◆ Given instruction:
Below are records; state how many of their lines hold the word "Bank", and give only the figure.

──────── Data in this exercise

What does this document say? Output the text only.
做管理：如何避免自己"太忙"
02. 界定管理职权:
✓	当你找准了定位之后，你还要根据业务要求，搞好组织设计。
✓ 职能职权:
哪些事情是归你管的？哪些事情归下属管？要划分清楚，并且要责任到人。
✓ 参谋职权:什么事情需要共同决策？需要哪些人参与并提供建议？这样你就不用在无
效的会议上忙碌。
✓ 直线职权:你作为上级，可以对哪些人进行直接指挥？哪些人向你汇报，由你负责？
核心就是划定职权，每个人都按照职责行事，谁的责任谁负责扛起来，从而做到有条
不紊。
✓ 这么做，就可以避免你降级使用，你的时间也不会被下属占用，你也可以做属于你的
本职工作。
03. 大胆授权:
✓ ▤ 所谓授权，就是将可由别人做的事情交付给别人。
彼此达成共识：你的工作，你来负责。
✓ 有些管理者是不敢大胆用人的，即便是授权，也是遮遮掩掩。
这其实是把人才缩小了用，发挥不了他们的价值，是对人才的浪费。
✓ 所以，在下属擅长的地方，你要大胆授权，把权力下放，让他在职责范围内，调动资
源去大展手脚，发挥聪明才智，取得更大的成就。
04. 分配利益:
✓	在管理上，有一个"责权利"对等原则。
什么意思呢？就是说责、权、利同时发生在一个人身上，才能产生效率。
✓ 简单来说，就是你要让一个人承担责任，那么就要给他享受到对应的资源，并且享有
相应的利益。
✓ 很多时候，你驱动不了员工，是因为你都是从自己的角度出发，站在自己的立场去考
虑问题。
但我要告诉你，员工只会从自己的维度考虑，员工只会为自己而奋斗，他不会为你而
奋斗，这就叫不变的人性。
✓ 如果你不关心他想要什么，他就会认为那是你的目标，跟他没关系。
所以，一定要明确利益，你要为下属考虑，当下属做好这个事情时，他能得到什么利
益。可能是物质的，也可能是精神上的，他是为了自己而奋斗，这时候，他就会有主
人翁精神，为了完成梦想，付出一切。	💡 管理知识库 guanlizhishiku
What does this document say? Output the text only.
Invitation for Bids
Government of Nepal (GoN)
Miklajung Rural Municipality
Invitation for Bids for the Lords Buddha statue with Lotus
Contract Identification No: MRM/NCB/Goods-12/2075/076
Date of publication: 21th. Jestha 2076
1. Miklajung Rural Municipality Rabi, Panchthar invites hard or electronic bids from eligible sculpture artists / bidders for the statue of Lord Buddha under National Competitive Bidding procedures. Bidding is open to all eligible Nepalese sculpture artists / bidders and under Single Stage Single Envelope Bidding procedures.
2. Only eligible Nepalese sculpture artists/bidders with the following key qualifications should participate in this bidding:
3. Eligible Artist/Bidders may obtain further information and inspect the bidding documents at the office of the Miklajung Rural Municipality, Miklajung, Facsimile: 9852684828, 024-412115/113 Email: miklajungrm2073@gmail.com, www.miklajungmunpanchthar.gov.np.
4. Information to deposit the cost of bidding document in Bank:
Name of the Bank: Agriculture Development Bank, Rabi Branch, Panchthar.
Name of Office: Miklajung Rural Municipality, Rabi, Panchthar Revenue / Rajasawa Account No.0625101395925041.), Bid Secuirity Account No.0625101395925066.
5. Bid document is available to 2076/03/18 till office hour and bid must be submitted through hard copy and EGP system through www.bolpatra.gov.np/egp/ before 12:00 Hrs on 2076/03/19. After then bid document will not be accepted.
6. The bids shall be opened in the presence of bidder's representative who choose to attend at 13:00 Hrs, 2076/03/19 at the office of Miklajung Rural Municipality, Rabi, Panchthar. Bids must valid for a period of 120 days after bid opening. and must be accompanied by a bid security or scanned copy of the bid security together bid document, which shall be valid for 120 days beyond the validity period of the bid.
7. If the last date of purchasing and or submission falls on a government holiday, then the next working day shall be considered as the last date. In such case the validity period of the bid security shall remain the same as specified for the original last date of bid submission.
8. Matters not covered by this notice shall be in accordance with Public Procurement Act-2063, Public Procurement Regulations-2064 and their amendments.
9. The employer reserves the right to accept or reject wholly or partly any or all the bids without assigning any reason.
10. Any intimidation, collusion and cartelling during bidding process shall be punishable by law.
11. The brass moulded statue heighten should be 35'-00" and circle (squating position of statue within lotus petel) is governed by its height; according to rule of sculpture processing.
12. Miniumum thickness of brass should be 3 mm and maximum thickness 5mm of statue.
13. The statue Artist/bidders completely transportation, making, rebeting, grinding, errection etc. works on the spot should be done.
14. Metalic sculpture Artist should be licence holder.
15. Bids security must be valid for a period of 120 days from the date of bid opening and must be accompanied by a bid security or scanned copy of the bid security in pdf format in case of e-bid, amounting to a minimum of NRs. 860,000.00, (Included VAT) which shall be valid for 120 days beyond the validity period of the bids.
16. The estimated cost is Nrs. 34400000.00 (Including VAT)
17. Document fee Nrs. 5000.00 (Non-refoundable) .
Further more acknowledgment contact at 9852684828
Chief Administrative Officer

────────────────

◆ Task solution:
2